◆ THE EXERCISE ◆
Keep only those lines of the records that include the string "from".

◆ EXERCISE DATA ◆

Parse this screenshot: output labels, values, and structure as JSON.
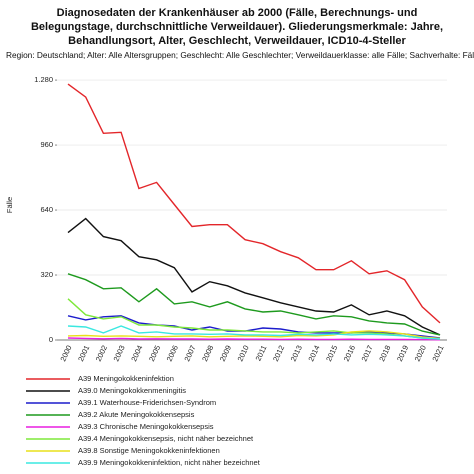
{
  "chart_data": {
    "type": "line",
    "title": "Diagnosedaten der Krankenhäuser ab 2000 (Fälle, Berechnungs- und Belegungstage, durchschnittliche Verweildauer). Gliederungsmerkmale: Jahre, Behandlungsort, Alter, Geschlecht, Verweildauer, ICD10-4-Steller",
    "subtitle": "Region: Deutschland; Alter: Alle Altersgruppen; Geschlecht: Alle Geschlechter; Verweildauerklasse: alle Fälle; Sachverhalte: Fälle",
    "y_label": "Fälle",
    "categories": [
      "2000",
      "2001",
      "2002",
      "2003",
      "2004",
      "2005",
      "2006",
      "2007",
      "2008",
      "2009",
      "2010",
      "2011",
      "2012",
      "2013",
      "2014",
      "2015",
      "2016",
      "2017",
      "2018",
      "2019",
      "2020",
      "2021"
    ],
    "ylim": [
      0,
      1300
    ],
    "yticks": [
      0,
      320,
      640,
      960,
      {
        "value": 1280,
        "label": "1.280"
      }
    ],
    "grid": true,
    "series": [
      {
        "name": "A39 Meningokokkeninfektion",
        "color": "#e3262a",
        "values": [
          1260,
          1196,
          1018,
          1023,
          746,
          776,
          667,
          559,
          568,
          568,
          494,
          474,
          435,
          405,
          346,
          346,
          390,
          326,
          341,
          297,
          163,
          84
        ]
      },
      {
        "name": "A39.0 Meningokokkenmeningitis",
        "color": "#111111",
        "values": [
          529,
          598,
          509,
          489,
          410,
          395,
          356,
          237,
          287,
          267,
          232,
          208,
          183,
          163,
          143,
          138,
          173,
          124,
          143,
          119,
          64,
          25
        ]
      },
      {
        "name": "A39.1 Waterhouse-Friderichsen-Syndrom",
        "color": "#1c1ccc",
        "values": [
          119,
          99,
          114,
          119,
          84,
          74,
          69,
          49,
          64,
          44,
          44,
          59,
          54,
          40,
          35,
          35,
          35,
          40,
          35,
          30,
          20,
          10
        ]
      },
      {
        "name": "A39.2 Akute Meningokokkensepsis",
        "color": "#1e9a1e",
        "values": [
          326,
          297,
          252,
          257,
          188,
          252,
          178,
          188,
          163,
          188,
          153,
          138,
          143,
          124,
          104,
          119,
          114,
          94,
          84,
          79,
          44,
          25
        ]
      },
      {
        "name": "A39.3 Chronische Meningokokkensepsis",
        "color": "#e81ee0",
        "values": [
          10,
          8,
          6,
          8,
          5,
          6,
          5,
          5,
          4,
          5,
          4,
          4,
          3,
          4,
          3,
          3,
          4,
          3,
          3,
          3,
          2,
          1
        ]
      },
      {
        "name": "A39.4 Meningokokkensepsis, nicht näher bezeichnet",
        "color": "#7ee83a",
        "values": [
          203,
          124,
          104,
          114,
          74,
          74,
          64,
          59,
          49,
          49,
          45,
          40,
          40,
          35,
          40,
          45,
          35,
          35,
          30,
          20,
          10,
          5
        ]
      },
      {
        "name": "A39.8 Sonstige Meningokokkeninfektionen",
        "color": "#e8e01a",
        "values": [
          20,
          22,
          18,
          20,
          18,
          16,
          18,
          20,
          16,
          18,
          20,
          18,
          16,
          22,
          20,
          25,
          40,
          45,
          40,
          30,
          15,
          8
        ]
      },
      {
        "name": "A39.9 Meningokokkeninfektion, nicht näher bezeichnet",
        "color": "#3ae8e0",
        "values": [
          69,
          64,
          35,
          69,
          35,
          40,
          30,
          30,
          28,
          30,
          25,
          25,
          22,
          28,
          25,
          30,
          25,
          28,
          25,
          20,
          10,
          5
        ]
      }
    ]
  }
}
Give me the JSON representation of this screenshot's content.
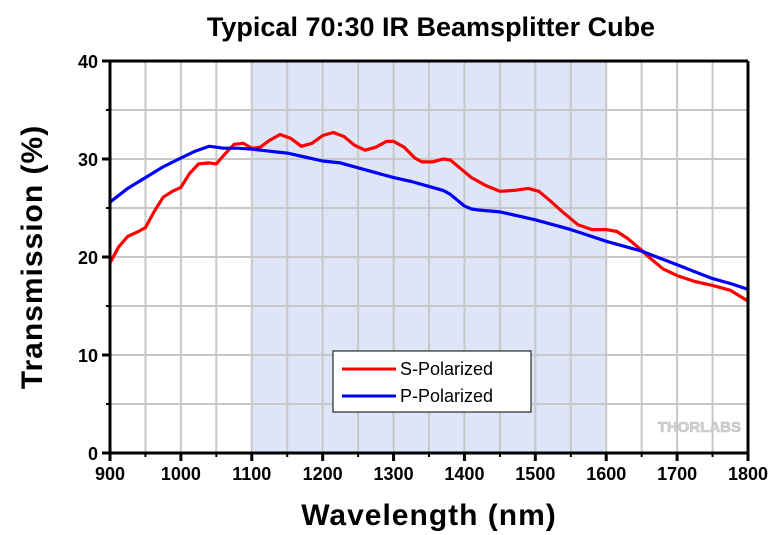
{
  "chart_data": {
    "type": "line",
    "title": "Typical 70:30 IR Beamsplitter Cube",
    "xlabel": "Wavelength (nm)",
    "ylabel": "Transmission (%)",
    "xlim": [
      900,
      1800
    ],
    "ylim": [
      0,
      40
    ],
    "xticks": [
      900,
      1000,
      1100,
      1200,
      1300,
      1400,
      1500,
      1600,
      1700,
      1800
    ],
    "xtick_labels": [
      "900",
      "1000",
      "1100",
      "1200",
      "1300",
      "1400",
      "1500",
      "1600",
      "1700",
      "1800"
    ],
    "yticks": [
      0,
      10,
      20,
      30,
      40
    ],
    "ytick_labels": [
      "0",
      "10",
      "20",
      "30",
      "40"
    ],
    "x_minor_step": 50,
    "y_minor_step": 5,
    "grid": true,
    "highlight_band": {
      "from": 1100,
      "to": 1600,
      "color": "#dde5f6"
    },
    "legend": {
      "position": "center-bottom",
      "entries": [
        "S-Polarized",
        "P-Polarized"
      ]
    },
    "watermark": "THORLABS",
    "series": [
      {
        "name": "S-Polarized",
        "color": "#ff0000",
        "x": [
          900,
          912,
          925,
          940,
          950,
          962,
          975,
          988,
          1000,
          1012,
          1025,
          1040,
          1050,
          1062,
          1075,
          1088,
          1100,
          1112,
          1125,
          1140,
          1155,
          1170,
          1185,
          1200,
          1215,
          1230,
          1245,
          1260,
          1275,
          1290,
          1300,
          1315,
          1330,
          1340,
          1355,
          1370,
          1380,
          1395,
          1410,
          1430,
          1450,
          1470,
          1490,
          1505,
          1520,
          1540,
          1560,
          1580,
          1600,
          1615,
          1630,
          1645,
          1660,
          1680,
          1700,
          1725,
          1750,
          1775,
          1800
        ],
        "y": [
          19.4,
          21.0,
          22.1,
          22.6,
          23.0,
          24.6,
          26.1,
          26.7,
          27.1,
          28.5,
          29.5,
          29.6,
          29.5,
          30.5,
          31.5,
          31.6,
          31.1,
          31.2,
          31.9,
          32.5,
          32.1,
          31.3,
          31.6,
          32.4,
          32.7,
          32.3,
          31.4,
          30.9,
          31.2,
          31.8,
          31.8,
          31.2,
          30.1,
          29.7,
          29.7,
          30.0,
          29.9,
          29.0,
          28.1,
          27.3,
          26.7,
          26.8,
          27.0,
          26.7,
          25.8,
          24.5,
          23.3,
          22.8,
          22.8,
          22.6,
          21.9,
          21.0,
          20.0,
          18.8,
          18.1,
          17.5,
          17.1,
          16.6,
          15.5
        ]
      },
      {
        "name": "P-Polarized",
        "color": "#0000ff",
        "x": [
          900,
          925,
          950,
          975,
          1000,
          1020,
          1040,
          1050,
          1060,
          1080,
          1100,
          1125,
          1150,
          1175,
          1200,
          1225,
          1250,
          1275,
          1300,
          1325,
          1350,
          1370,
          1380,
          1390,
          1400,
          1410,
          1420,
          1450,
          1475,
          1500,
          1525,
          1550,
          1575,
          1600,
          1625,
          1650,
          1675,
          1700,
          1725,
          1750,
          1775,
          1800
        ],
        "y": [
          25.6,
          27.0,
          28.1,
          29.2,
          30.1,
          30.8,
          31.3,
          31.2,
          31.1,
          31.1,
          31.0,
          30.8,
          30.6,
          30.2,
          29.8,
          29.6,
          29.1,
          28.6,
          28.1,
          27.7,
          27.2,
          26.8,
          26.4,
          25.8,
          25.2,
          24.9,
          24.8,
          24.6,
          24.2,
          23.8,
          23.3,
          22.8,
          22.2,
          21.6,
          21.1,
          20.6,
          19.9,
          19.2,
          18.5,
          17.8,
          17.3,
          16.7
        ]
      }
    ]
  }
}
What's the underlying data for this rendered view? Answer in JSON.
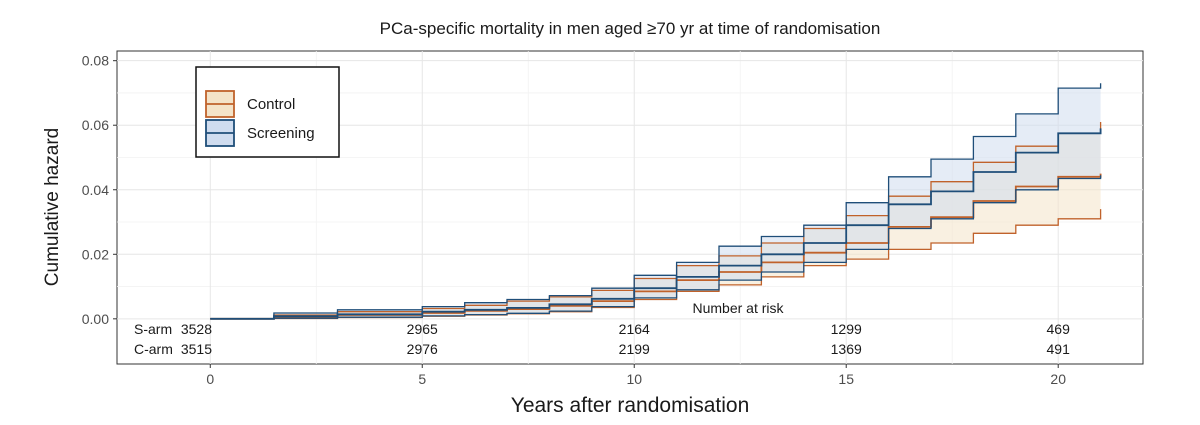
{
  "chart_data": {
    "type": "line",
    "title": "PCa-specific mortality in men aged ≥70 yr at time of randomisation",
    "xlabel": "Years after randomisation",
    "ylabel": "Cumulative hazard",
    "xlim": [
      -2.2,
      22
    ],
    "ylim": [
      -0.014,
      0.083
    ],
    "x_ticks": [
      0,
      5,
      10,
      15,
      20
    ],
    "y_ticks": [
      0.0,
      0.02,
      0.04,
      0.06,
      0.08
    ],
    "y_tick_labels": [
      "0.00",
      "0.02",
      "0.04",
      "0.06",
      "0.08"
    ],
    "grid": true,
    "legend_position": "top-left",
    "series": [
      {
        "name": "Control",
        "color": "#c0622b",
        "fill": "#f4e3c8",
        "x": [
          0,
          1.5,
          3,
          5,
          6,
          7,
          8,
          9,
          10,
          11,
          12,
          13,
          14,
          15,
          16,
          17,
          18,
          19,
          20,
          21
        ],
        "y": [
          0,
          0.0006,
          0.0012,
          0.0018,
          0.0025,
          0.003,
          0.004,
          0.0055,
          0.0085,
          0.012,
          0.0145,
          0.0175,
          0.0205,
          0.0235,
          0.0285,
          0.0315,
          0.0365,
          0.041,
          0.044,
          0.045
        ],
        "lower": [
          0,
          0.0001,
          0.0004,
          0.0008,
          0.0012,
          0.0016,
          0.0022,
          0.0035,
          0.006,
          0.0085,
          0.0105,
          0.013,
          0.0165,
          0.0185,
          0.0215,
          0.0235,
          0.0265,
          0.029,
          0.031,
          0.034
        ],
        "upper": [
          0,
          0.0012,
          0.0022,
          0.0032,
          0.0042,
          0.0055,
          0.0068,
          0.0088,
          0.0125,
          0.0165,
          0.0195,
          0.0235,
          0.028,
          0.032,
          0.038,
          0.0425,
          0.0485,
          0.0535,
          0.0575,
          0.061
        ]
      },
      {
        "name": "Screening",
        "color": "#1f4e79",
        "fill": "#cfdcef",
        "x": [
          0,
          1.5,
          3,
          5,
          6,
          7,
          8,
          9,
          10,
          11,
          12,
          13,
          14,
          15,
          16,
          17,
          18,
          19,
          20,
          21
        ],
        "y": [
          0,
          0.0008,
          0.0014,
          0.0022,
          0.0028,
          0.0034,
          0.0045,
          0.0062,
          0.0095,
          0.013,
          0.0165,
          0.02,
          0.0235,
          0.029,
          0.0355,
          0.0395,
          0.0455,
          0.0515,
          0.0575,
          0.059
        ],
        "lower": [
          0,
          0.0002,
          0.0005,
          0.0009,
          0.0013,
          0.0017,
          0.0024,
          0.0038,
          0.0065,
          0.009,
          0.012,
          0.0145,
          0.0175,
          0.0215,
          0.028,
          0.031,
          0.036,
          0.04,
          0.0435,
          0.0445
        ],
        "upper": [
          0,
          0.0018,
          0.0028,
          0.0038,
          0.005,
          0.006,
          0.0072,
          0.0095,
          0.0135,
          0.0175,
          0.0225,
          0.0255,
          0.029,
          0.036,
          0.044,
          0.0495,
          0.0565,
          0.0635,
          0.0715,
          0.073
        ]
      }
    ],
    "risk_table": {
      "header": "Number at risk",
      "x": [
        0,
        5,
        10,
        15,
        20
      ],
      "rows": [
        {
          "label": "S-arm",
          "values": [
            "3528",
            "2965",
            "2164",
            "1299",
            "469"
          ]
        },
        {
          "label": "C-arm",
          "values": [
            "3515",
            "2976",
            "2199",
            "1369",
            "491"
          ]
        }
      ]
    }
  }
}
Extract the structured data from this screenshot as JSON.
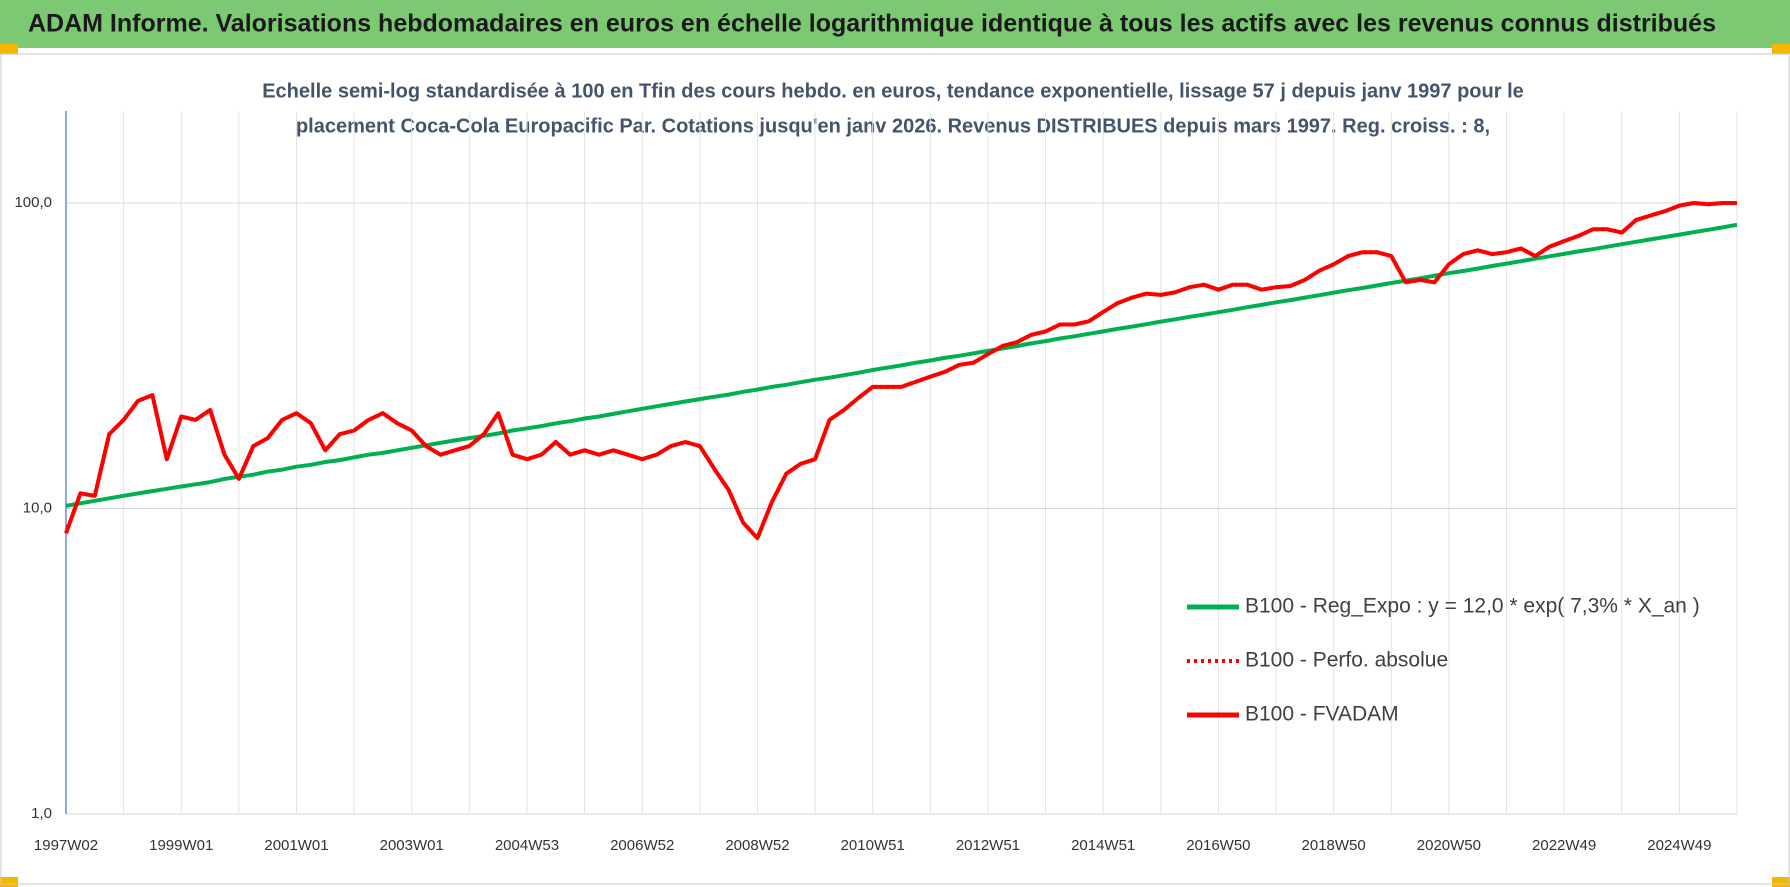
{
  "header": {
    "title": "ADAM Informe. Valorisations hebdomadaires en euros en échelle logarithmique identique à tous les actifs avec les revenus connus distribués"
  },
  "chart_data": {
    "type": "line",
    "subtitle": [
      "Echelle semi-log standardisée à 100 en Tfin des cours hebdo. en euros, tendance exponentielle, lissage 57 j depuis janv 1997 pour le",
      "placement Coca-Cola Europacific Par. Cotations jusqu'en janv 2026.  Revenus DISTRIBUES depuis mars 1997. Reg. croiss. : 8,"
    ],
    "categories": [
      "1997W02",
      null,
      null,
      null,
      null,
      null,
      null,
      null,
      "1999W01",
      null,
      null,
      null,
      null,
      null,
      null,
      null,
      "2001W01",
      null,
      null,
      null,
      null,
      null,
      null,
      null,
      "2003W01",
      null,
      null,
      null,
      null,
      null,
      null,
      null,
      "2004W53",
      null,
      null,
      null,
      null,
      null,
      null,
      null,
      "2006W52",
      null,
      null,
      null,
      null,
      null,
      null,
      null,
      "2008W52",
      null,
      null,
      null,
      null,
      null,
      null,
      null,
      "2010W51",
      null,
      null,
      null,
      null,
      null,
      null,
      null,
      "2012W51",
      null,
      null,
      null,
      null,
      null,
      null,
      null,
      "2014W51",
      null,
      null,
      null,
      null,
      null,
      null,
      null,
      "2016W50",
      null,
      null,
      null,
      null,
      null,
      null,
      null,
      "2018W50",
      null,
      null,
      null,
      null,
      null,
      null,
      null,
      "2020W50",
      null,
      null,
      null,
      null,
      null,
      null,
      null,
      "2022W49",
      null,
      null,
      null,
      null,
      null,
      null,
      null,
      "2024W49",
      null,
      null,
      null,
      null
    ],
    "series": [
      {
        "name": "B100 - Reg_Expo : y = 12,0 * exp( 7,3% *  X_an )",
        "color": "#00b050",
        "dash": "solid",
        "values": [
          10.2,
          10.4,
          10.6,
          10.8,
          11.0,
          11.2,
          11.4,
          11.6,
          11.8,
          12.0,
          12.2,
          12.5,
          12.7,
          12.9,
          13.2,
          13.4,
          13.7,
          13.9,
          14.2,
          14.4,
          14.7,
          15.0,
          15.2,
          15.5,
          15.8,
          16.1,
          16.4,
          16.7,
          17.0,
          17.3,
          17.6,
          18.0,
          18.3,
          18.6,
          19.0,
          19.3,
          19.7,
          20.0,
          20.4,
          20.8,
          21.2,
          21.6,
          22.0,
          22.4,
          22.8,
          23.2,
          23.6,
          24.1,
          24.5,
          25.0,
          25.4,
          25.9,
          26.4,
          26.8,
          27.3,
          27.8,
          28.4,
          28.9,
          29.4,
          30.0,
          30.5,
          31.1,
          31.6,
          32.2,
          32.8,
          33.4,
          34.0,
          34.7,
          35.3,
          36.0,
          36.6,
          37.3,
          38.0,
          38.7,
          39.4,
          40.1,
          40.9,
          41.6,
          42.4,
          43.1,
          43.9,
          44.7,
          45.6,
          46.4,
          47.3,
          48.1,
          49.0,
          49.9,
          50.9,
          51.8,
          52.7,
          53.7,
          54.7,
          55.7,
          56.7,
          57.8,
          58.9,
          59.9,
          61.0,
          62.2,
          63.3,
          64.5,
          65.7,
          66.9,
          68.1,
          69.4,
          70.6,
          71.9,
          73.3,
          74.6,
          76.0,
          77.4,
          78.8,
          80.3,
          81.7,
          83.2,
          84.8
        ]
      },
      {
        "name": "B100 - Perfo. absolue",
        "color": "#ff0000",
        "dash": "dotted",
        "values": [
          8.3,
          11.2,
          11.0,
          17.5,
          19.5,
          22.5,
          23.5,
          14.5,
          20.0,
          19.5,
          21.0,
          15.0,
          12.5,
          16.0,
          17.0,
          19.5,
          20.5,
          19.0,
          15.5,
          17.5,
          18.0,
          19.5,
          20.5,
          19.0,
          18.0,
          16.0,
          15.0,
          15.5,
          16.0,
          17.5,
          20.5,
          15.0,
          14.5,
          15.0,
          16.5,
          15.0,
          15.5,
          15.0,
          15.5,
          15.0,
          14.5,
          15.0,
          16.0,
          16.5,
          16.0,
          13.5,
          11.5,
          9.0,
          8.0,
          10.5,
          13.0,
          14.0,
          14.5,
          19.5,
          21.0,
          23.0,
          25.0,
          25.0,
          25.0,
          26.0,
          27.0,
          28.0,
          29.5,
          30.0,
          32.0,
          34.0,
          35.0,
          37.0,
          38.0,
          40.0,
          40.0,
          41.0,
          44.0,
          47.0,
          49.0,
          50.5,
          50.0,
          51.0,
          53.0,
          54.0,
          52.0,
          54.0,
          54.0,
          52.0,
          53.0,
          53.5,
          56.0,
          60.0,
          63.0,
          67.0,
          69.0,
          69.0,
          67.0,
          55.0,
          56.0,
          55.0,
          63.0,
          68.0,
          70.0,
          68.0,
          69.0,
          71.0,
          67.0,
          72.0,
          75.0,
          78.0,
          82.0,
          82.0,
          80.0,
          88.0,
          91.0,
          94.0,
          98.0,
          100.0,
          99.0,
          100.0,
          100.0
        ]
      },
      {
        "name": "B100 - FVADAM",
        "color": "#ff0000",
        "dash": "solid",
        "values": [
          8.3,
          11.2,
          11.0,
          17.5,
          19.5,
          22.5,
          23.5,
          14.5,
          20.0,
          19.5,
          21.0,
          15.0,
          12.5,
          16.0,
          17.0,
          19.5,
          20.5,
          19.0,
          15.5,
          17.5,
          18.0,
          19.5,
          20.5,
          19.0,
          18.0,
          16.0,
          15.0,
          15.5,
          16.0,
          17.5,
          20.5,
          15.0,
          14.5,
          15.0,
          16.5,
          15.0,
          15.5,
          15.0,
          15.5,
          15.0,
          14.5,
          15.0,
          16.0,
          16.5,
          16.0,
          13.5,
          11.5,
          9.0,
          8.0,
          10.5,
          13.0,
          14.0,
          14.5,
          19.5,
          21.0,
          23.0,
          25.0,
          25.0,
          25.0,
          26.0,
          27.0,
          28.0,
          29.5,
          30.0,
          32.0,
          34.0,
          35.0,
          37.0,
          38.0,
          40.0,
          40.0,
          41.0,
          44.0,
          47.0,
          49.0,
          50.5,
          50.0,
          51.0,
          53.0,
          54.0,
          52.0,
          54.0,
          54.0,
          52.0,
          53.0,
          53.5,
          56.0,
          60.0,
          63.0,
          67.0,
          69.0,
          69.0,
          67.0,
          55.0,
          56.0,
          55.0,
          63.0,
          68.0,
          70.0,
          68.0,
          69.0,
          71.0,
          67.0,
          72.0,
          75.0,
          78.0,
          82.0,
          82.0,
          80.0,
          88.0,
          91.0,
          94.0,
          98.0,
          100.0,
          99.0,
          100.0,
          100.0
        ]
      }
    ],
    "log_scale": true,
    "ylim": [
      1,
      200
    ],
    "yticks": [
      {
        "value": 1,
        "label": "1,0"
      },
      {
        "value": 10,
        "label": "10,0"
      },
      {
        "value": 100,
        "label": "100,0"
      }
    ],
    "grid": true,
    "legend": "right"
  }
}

◆ ANSWER IN FULL ◆
      "from": 1100,
Extract the structured data from this screenshot as JSON.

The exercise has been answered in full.